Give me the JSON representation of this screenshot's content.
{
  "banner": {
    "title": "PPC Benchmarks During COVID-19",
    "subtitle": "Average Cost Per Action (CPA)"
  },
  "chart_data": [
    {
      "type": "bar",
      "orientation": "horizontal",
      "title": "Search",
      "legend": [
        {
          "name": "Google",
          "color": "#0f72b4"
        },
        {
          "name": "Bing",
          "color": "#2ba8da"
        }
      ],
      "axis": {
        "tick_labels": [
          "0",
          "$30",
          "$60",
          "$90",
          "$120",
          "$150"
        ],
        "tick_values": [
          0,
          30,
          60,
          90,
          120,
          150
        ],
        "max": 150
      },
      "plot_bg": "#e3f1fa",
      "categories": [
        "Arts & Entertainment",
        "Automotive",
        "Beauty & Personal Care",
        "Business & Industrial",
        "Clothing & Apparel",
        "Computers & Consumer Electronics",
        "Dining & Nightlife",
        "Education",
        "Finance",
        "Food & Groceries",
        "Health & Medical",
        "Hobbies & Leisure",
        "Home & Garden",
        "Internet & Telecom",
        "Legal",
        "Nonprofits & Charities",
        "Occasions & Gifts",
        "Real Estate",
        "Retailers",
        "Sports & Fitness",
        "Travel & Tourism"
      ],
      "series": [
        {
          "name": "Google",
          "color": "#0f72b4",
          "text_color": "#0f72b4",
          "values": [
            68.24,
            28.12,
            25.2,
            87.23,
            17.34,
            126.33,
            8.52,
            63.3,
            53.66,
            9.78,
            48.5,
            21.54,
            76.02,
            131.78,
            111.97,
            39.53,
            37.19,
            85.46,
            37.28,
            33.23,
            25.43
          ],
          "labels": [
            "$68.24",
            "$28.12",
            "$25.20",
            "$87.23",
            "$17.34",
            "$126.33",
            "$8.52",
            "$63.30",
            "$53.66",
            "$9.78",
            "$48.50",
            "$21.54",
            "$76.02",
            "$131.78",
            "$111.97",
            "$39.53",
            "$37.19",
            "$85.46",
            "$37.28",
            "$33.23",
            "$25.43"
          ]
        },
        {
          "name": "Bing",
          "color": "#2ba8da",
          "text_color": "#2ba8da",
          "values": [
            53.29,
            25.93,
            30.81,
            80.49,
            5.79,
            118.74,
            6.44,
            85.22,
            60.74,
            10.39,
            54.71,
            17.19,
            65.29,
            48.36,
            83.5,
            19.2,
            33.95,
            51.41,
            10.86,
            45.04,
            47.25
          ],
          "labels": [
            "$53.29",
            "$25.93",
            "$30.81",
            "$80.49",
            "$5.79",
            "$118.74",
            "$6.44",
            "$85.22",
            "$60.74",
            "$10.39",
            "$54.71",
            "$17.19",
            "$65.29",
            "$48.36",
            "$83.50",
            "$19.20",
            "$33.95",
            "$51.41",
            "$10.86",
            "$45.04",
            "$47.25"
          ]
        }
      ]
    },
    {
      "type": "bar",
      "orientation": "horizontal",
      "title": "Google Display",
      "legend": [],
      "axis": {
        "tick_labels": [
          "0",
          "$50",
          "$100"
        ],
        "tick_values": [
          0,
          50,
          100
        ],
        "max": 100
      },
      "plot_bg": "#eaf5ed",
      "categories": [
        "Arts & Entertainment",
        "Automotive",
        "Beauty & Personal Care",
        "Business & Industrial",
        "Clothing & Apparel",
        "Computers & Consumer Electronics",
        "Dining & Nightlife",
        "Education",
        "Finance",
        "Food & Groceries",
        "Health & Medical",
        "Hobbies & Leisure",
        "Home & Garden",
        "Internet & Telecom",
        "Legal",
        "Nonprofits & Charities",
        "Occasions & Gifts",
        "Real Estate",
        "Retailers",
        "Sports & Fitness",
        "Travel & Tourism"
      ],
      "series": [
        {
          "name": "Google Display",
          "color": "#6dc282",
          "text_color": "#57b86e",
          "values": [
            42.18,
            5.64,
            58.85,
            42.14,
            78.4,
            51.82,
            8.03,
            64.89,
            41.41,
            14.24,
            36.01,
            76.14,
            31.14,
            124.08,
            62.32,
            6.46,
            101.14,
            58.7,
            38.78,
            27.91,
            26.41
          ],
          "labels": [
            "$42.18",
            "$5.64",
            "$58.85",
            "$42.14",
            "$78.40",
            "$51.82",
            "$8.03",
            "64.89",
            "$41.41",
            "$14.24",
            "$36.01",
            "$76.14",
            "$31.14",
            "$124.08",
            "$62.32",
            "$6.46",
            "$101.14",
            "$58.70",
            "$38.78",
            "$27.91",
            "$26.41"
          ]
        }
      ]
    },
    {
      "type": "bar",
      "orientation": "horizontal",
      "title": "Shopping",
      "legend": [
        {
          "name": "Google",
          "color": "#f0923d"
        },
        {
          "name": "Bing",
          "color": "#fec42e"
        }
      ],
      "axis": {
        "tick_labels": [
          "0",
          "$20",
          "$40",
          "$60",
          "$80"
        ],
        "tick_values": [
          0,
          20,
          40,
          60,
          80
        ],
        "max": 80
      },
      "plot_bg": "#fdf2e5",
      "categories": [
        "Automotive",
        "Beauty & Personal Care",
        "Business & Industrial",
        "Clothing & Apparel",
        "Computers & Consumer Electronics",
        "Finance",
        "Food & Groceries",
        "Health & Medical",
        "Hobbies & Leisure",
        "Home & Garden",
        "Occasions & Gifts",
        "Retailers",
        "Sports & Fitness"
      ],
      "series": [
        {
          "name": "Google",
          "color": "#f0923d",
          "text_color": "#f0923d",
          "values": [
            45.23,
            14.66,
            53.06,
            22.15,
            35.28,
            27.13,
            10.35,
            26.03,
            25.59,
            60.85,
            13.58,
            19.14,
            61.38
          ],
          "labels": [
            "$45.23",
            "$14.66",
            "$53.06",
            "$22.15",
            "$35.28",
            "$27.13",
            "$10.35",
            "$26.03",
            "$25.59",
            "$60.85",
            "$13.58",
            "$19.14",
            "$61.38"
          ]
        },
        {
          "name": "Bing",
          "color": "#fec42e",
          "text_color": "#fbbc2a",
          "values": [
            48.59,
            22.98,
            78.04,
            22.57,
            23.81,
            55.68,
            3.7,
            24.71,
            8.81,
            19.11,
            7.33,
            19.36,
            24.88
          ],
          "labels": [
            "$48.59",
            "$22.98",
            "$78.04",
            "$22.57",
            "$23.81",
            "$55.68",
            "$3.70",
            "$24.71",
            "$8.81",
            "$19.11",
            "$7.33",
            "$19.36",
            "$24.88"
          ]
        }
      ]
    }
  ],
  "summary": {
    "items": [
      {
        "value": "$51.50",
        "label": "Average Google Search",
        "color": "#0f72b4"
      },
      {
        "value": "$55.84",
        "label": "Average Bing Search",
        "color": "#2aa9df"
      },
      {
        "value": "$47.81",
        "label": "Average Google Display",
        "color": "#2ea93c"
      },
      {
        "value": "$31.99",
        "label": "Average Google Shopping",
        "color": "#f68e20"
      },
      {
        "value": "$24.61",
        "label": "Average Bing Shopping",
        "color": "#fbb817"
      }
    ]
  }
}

§ Do this
Output every record above exactly as it appears.

§ The answer
Give me the JSON representation of this screenshot's content.
{
  "banner": {
    "title": "PPC Benchmarks During COVID-19",
    "subtitle": "Average Cost Per Action (CPA)"
  },
  "chart_data": [
    {
      "type": "bar",
      "orientation": "horizontal",
      "title": "Search",
      "legend": [
        {
          "name": "Google",
          "color": "#0f72b4"
        },
        {
          "name": "Bing",
          "color": "#2ba8da"
        }
      ],
      "axis": {
        "tick_labels": [
          "0",
          "$30",
          "$60",
          "$90",
          "$120",
          "$150"
        ],
        "tick_values": [
          0,
          30,
          60,
          90,
          120,
          150
        ],
        "max": 150
      },
      "plot_bg": "#e3f1fa",
      "categories": [
        "Arts & Entertainment",
        "Automotive",
        "Beauty & Personal Care",
        "Business & Industrial",
        "Clothing & Apparel",
        "Computers & Consumer Electronics",
        "Dining & Nightlife",
        "Education",
        "Finance",
        "Food & Groceries",
        "Health & Medical",
        "Hobbies & Leisure",
        "Home & Garden",
        "Internet & Telecom",
        "Legal",
        "Nonprofits & Charities",
        "Occasions & Gifts",
        "Real Estate",
        "Retailers",
        "Sports & Fitness",
        "Travel & Tourism"
      ],
      "series": [
        {
          "name": "Google",
          "color": "#0f72b4",
          "text_color": "#0f72b4",
          "values": [
            68.24,
            28.12,
            25.2,
            87.23,
            17.34,
            126.33,
            8.52,
            63.3,
            53.66,
            9.78,
            48.5,
            21.54,
            76.02,
            131.78,
            111.97,
            39.53,
            37.19,
            85.46,
            37.28,
            33.23,
            25.43
          ],
          "labels": [
            "$68.24",
            "$28.12",
            "$25.20",
            "$87.23",
            "$17.34",
            "$126.33",
            "$8.52",
            "$63.30",
            "$53.66",
            "$9.78",
            "$48.50",
            "$21.54",
            "$76.02",
            "$131.78",
            "$111.97",
            "$39.53",
            "$37.19",
            "$85.46",
            "$37.28",
            "$33.23",
            "$25.43"
          ]
        },
        {
          "name": "Bing",
          "color": "#2ba8da",
          "text_color": "#2ba8da",
          "values": [
            53.29,
            25.93,
            30.81,
            80.49,
            5.79,
            118.74,
            6.44,
            85.22,
            60.74,
            10.39,
            54.71,
            17.19,
            65.29,
            48.36,
            83.5,
            19.2,
            33.95,
            51.41,
            10.86,
            45.04,
            47.25
          ],
          "labels": [
            "$53.29",
            "$25.93",
            "$30.81",
            "$80.49",
            "$5.79",
            "$118.74",
            "$6.44",
            "$85.22",
            "$60.74",
            "$10.39",
            "$54.71",
            "$17.19",
            "$65.29",
            "$48.36",
            "$83.50",
            "$19.20",
            "$33.95",
            "$51.41",
            "$10.86",
            "$45.04",
            "$47.25"
          ]
        }
      ]
    },
    {
      "type": "bar",
      "orientation": "horizontal",
      "title": "Google Display",
      "legend": [],
      "axis": {
        "tick_labels": [
          "0",
          "$50",
          "$100"
        ],
        "tick_values": [
          0,
          50,
          100
        ],
        "max": 100
      },
      "plot_bg": "#eaf5ed",
      "categories": [
        "Arts & Entertainment",
        "Automotive",
        "Beauty & Personal Care",
        "Business & Industrial",
        "Clothing & Apparel",
        "Computers & Consumer Electronics",
        "Dining & Nightlife",
        "Education",
        "Finance",
        "Food & Groceries",
        "Health & Medical",
        "Hobbies & Leisure",
        "Home & Garden",
        "Internet & Telecom",
        "Legal",
        "Nonprofits & Charities",
        "Occasions & Gifts",
        "Real Estate",
        "Retailers",
        "Sports & Fitness",
        "Travel & Tourism"
      ],
      "series": [
        {
          "name": "Google Display",
          "color": "#6dc282",
          "text_color": "#57b86e",
          "values": [
            42.18,
            5.64,
            58.85,
            42.14,
            78.4,
            51.82,
            8.03,
            64.89,
            41.41,
            14.24,
            36.01,
            76.14,
            31.14,
            124.08,
            62.32,
            6.46,
            101.14,
            58.7,
            38.78,
            27.91,
            26.41
          ],
          "labels": [
            "$42.18",
            "$5.64",
            "$58.85",
            "$42.14",
            "$78.40",
            "$51.82",
            "$8.03",
            "64.89",
            "$41.41",
            "$14.24",
            "$36.01",
            "$76.14",
            "$31.14",
            "$124.08",
            "$62.32",
            "$6.46",
            "$101.14",
            "$58.70",
            "$38.78",
            "$27.91",
            "$26.41"
          ]
        }
      ]
    },
    {
      "type": "bar",
      "orientation": "horizontal",
      "title": "Shopping",
      "legend": [
        {
          "name": "Google",
          "color": "#f0923d"
        },
        {
          "name": "Bing",
          "color": "#fec42e"
        }
      ],
      "axis": {
        "tick_labels": [
          "0",
          "$20",
          "$40",
          "$60",
          "$80"
        ],
        "tick_values": [
          0,
          20,
          40,
          60,
          80
        ],
        "max": 80
      },
      "plot_bg": "#fdf2e5",
      "categories": [
        "Automotive",
        "Beauty & Personal Care",
        "Business & Industrial",
        "Clothing & Apparel",
        "Computers & Consumer Electronics",
        "Finance",
        "Food & Groceries",
        "Health & Medical",
        "Hobbies & Leisure",
        "Home & Garden",
        "Occasions & Gifts",
        "Retailers",
        "Sports & Fitness"
      ],
      "series": [
        {
          "name": "Google",
          "color": "#f0923d",
          "text_color": "#f0923d",
          "values": [
            45.23,
            14.66,
            53.06,
            22.15,
            35.28,
            27.13,
            10.35,
            26.03,
            25.59,
            60.85,
            13.58,
            19.14,
            61.38
          ],
          "labels": [
            "$45.23",
            "$14.66",
            "$53.06",
            "$22.15",
            "$35.28",
            "$27.13",
            "$10.35",
            "$26.03",
            "$25.59",
            "$60.85",
            "$13.58",
            "$19.14",
            "$61.38"
          ]
        },
        {
          "name": "Bing",
          "color": "#fec42e",
          "text_color": "#fbbc2a",
          "values": [
            48.59,
            22.98,
            78.04,
            22.57,
            23.81,
            55.68,
            3.7,
            24.71,
            8.81,
            19.11,
            7.33,
            19.36,
            24.88
          ],
          "labels": [
            "$48.59",
            "$22.98",
            "$78.04",
            "$22.57",
            "$23.81",
            "$55.68",
            "$3.70",
            "$24.71",
            "$8.81",
            "$19.11",
            "$7.33",
            "$19.36",
            "$24.88"
          ]
        }
      ]
    }
  ],
  "summary": {
    "items": [
      {
        "value": "$51.50",
        "label": "Average Google Search",
        "color": "#0f72b4"
      },
      {
        "value": "$55.84",
        "label": "Average Bing Search",
        "color": "#2aa9df"
      },
      {
        "value": "$47.81",
        "label": "Average Google Display",
        "color": "#2ea93c"
      },
      {
        "value": "$31.99",
        "label": "Average Google Shopping",
        "color": "#f68e20"
      },
      {
        "value": "$24.61",
        "label": "Average Bing Shopping",
        "color": "#fbb817"
      }
    ]
  }
}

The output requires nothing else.